- [WRITTEN TASK]
Check every line of the material below for the string "Молоко", and return the ones that have it.

- [DATA ROWS]
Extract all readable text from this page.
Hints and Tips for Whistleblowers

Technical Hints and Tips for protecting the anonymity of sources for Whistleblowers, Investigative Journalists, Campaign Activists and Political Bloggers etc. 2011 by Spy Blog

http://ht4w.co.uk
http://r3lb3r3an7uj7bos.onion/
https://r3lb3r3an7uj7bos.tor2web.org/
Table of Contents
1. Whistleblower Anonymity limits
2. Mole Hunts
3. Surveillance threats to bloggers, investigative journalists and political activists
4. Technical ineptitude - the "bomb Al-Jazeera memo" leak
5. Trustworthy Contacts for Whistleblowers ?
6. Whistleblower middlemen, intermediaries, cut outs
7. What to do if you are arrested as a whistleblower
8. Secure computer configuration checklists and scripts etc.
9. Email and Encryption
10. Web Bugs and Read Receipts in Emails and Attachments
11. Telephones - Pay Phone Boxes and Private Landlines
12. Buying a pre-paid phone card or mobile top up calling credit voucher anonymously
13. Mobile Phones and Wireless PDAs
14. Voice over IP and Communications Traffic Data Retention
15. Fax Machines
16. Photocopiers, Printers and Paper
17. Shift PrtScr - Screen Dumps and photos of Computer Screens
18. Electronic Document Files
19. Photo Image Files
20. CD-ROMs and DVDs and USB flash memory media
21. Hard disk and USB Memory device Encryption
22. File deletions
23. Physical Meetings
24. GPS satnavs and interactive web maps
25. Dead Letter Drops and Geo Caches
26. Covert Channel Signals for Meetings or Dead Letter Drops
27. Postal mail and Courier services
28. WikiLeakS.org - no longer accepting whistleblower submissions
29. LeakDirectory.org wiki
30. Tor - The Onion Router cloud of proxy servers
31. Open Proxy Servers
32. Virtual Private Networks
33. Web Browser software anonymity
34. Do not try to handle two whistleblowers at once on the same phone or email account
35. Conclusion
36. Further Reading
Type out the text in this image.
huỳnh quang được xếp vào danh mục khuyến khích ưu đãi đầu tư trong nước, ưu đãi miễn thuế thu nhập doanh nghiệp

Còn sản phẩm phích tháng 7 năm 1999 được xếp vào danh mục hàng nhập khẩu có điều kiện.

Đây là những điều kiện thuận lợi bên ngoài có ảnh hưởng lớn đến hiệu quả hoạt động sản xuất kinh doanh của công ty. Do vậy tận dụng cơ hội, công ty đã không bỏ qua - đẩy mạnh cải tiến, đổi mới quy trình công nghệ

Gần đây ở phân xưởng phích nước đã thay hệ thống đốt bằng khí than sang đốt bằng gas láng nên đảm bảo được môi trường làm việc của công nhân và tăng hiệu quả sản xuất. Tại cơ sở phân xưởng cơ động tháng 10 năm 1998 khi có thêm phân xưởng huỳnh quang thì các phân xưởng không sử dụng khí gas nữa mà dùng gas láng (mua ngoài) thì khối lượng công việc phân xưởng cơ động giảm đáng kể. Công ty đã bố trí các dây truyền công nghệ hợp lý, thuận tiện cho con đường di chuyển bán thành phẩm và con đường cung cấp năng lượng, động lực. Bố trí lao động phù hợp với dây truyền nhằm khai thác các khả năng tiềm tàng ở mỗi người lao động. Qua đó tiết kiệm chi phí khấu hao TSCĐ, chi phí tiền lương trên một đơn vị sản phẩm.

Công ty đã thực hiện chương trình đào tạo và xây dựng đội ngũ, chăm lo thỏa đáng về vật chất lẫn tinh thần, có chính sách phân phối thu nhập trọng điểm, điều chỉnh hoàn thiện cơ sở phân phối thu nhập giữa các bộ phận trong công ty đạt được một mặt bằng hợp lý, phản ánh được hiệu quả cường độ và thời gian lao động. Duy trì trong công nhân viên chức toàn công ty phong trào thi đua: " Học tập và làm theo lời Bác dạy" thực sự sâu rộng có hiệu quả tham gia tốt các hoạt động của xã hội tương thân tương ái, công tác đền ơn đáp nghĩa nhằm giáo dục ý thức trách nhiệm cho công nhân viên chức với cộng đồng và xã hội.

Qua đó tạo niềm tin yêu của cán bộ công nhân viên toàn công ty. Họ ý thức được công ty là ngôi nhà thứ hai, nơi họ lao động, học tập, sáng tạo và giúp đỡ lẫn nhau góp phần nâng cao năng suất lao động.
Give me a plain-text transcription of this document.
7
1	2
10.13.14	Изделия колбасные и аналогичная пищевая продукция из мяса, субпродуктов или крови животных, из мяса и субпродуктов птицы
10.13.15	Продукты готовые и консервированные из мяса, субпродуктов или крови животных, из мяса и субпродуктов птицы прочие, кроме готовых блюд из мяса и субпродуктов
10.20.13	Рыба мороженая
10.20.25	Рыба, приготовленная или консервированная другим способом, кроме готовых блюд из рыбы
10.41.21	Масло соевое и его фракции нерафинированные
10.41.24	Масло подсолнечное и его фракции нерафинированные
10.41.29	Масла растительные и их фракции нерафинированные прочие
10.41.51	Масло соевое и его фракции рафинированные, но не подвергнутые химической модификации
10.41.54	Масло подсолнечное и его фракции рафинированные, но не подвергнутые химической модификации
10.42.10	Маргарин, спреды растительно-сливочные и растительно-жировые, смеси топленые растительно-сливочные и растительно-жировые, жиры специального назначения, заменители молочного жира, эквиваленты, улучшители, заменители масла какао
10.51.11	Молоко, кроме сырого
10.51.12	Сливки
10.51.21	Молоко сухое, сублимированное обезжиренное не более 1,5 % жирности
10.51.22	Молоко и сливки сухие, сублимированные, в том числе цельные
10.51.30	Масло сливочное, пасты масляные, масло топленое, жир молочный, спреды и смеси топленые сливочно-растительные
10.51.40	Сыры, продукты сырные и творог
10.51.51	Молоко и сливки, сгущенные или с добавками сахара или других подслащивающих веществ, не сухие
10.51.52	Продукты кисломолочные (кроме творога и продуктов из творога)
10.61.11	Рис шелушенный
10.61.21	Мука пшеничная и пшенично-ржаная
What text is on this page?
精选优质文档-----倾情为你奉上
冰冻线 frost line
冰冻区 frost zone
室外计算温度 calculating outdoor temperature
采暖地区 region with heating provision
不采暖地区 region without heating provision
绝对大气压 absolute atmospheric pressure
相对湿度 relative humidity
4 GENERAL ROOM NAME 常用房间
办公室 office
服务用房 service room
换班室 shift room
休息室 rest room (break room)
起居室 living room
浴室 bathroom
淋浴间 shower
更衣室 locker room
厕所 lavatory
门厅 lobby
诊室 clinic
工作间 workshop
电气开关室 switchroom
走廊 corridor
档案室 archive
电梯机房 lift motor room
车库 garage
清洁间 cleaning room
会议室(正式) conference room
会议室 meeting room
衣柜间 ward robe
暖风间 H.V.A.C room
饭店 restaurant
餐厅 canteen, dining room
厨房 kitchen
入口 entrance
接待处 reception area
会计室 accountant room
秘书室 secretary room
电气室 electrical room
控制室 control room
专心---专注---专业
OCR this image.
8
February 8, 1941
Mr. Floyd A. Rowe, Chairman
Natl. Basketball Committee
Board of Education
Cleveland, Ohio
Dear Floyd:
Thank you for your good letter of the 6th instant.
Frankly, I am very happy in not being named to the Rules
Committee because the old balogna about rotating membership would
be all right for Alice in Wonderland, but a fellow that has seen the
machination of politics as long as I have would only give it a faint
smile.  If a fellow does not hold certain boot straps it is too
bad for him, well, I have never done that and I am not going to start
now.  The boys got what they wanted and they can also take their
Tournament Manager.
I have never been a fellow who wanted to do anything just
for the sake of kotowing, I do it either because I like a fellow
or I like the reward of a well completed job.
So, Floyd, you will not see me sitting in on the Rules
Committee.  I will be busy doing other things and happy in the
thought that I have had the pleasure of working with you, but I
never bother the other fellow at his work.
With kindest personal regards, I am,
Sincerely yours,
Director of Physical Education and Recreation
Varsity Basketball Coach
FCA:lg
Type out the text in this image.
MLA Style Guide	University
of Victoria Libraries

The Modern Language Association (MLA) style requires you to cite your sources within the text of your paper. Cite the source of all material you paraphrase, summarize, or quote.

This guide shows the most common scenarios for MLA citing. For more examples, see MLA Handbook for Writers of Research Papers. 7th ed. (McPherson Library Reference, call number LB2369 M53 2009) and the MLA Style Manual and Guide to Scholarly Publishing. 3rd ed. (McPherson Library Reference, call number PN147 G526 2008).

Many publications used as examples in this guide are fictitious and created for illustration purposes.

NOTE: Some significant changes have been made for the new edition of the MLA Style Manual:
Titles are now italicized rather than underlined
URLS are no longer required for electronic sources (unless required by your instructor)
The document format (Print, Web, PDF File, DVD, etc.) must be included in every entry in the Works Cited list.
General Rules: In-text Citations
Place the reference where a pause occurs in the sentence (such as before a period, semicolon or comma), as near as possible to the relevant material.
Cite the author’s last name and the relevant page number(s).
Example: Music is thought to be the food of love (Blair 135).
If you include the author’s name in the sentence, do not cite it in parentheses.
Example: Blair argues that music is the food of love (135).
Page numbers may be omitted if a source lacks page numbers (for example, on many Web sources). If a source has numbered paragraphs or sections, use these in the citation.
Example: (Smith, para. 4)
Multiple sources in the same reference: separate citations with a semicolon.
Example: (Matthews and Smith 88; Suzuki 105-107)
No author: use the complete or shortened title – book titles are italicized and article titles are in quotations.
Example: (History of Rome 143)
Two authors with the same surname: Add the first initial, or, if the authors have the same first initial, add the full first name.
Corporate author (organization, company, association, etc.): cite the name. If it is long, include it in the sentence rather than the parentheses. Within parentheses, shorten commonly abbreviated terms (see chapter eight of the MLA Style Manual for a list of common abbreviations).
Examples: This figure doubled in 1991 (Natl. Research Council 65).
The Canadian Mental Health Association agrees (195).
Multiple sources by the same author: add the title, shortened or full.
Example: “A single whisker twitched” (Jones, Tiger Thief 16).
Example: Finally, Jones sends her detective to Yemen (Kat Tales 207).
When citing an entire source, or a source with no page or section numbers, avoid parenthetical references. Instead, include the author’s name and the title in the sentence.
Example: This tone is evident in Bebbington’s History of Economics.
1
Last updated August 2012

- [COMPLETED EXERCISE]
10.51.11	Молоко, кроме сырого
10.51.21	Молоко сухое, сублимированное обезжиренное не более 1,5 % жирности
10.51.22	Молоко и сливки сухие, сублимированные, в том числе цельные
10.51.51	Молоко и сливки, сгущенные или с добавками сахара или других подслащивающих веществ, не сухие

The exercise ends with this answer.